DESCRIPTION OF THE TASK: Copy out each line of the material below with no changes.

╭──

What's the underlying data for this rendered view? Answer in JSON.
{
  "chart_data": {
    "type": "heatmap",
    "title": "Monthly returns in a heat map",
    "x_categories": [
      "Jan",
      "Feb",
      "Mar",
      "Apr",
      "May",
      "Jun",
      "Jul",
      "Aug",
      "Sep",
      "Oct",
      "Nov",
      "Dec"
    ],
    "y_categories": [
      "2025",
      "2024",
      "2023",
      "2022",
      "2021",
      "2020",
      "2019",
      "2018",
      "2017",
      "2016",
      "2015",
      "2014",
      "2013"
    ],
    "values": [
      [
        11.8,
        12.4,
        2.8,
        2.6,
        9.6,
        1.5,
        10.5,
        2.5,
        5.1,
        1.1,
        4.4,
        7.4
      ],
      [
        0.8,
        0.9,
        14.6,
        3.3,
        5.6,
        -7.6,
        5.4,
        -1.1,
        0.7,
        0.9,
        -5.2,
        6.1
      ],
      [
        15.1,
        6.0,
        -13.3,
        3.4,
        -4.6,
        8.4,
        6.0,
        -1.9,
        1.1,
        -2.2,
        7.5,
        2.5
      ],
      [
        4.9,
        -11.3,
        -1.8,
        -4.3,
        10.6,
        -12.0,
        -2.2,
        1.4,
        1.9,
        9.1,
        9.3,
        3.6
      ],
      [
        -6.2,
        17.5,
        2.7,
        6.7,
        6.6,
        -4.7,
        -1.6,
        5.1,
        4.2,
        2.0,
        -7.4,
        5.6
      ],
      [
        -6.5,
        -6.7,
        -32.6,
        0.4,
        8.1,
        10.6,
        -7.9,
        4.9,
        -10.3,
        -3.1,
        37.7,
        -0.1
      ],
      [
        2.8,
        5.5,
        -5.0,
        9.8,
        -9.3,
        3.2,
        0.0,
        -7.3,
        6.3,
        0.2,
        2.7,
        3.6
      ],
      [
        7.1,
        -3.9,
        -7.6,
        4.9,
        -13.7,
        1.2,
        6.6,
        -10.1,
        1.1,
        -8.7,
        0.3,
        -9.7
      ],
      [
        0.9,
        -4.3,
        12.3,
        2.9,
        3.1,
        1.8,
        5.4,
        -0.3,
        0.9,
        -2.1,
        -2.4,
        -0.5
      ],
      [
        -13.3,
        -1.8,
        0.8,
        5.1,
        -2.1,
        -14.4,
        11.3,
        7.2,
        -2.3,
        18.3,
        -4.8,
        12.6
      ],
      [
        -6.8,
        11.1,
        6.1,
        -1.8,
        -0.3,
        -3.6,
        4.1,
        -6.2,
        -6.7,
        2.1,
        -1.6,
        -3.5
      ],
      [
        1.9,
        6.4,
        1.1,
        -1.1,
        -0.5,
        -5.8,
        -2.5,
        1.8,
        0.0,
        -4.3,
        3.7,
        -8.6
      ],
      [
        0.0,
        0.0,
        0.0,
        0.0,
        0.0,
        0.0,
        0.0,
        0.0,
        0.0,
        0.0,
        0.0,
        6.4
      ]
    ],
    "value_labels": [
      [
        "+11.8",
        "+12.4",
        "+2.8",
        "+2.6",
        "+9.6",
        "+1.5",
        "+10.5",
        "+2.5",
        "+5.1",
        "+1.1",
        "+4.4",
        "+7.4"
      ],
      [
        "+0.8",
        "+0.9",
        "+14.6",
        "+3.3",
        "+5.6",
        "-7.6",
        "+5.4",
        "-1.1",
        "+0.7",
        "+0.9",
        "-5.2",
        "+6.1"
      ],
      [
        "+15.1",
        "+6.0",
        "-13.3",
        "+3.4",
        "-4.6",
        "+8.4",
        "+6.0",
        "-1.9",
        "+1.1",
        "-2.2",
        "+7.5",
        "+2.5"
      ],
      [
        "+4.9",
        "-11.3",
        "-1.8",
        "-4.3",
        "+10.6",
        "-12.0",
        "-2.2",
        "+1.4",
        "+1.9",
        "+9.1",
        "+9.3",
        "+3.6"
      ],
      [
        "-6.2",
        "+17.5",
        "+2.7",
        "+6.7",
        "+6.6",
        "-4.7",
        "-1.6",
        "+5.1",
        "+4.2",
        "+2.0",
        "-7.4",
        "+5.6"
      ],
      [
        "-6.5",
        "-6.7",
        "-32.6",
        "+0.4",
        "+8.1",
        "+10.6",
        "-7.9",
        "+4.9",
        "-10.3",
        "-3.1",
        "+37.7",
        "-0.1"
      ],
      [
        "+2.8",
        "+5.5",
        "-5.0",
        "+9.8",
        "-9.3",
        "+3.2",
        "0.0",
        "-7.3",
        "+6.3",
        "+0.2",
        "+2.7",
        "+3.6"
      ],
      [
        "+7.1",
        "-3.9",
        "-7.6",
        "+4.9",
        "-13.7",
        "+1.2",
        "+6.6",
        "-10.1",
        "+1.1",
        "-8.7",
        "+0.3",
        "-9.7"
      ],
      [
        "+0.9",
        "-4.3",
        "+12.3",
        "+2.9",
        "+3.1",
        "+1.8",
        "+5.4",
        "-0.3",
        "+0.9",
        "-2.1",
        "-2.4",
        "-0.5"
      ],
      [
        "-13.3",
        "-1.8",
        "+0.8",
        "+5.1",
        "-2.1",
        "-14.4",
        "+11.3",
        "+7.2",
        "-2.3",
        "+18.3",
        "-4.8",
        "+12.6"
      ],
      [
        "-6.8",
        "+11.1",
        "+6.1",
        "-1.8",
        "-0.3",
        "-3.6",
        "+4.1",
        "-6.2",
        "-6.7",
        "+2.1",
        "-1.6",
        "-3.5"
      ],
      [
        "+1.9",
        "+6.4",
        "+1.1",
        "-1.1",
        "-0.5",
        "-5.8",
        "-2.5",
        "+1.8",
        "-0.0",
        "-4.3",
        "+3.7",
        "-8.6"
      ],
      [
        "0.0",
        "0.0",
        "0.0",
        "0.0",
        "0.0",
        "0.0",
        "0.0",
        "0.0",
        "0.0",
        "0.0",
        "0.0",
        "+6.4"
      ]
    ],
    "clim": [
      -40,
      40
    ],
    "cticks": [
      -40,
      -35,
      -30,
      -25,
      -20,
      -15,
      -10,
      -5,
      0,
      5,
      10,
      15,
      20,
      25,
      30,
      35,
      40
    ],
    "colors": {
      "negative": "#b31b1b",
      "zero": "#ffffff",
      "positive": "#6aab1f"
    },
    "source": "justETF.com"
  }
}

╰──

EXERCISE RESPONSE:
What's the underlying data for this rendered view? Answer in JSON.
{
  "chart_data": {
    "type": "heatmap",
    "title": "Monthly returns in a heat map",
    "x_categories": [
      "Jan",
      "Feb",
      "Mar",
      "Apr",
      "May",
      "Jun",
      "Jul",
      "Aug",
      "Sep",
      "Oct",
      "Nov",
      "Dec"
    ],
    "y_categories": [
      "2025",
      "2024",
      "2023",
      "2022",
      "2021",
      "2020",
      "2019",
      "2018",
      "2017",
      "2016",
      "2015",
      "2014",
      "2013"
    ],
    "values": [
      [
        11.8,
        12.4,
        2.8,
        2.6,
        9.6,
        1.5,
        10.5,
        2.5,
        5.1,
        1.1,
        4.4,
        7.4
      ],
      [
        0.8,
        0.9,
        14.6,
        3.3,
        5.6,
        -7.6,
        5.4,
        -1.1,
        0.7,
        0.9,
        -5.2,
        6.1
      ],
      [
        15.1,
        6.0,
        -13.3,
        3.4,
        -4.6,
        8.4,
        6.0,
        -1.9,
        1.1,
        -2.2,
        7.5,
        2.5
      ],
      [
        4.9,
        -11.3,
        -1.8,
        -4.3,
        10.6,
        -12.0,
        -2.2,
        1.4,
        1.9,
        9.1,
        9.3,
        3.6
      ],
      [
        -6.2,
        17.5,
        2.7,
        6.7,
        6.6,
        -4.7,
        -1.6,
        5.1,
        4.2,
        2.0,
        -7.4,
        5.6
      ],
      [
        -6.5,
        -6.7,
        -32.6,
        0.4,
        8.1,
        10.6,
        -7.9,
        4.9,
        -10.3,
        -3.1,
        37.7,
        -0.1
      ],
      [
        2.8,
        5.5,
        -5.0,
        9.8,
        -9.3,
        3.2,
        0.0,
        -7.3,
        6.3,
        0.2,
        2.7,
        3.6
      ],
      [
        7.1,
        -3.9,
        -7.6,
        4.9,
        -13.7,
        1.2,
        6.6,
        -10.1,
        1.1,
        -8.7,
        0.3,
        -9.7
      ],
      [
        0.9,
        -4.3,
        12.3,
        2.9,
        3.1,
        1.8,
        5.4,
        -0.3,
        0.9,
        -2.1,
        -2.4,
        -0.5
      ],
      [
        -13.3,
        -1.8,
        0.8,
        5.1,
        -2.1,
        -14.4,
        11.3,
        7.2,
        -2.3,
        18.3,
        -4.8,
        12.6
      ],
      [
        -6.8,
        11.1,
        6.1,
        -1.8,
        -0.3,
        -3.6,
        4.1,
        -6.2,
        -6.7,
        2.1,
        -1.6,
        -3.5
      ],
      [
        1.9,
        6.4,
        1.1,
        -1.1,
        -0.5,
        -5.8,
        -2.5,
        1.8,
        0.0,
        -4.3,
        3.7,
        -8.6
      ],
      [
        0.0,
        0.0,
        0.0,
        0.0,
        0.0,
        0.0,
        0.0,
        0.0,
        0.0,
        0.0,
        0.0,
        6.4
      ]
    ],
    "value_labels": [
      [
        "+11.8",
        "+12.4",
        "+2.8",
        "+2.6",
        "+9.6",
        "+1.5",
        "+10.5",
        "+2.5",
        "+5.1",
        "+1.1",
        "+4.4",
        "+7.4"
      ],
      [
        "+0.8",
        "+0.9",
        "+14.6",
        "+3.3",
        "+5.6",
        "-7.6",
        "+5.4",
        "-1.1",
        "+0.7",
        "+0.9",
        "-5.2",
        "+6.1"
      ],
      [
        "+15.1",
        "+6.0",
        "-13.3",
        "+3.4",
        "-4.6",
        "+8.4",
        "+6.0",
        "-1.9",
        "+1.1",
        "-2.2",
        "+7.5",
        "+2.5"
      ],
      [
        "+4.9",
        "-11.3",
        "-1.8",
        "-4.3",
        "+10.6",
        "-12.0",
        "-2.2",
        "+1.4",
        "+1.9",
        "+9.1",
        "+9.3",
        "+3.6"
      ],
      [
        "-6.2",
        "+17.5",
        "+2.7",
        "+6.7",
        "+6.6",
        "-4.7",
        "-1.6",
        "+5.1",
        "+4.2",
        "+2.0",
        "-7.4",
        "+5.6"
      ],
      [
        "-6.5",
        "-6.7",
        "-32.6",
        "+0.4",
        "+8.1",
        "+10.6",
        "-7.9",
        "+4.9",
        "-10.3",
        "-3.1",
        "+37.7",
        "-0.1"
      ],
      [
        "+2.8",
        "+5.5",
        "-5.0",
        "+9.8",
        "-9.3",
        "+3.2",
        "0.0",
        "-7.3",
        "+6.3",
        "+0.2",
        "+2.7",
        "+3.6"
      ],
      [
        "+7.1",
        "-3.9",
        "-7.6",
        "+4.9",
        "-13.7",
        "+1.2",
        "+6.6",
        "-10.1",
        "+1.1",
        "-8.7",
        "+0.3",
        "-9.7"
      ],
      [
        "+0.9",
        "-4.3",
        "+12.3",
        "+2.9",
        "+3.1",
        "+1.8",
        "+5.4",
        "-0.3",
        "+0.9",
        "-2.1",
        "-2.4",
        "-0.5"
      ],
      [
        "-13.3",
        "-1.8",
        "+0.8",
        "+5.1",
        "-2.1",
        "-14.4",
        "+11.3",
        "+7.2",
        "-2.3",
        "+18.3",
        "-4.8",
        "+12.6"
      ],
      [
        "-6.8",
        "+11.1",
        "+6.1",
        "-1.8",
        "-0.3",
        "-3.6",
        "+4.1",
        "-6.2",
        "-6.7",
        "+2.1",
        "-1.6",
        "-3.5"
      ],
      [
        "+1.9",
        "+6.4",
        "+1.1",
        "-1.1",
        "-0.5",
        "-5.8",
        "-2.5",
        "+1.8",
        "-0.0",
        "-4.3",
        "+3.7",
        "-8.6"
      ],
      [
        "0.0",
        "0.0",
        "0.0",
        "0.0",
        "0.0",
        "0.0",
        "0.0",
        "0.0",
        "0.0",
        "0.0",
        "0.0",
        "+6.4"
      ]
    ],
    "clim": [
      -40,
      40
    ],
    "cticks": [
      -40,
      -35,
      -30,
      -25,
      -20,
      -15,
      -10,
      -5,
      0,
      5,
      10,
      15,
      20,
      25,
      30,
      35,
      40
    ],
    "colors": {
      "negative": "#b31b1b",
      "zero": "#ffffff",
      "positive": "#6aab1f"
    },
    "source": "justETF.com"
  }
}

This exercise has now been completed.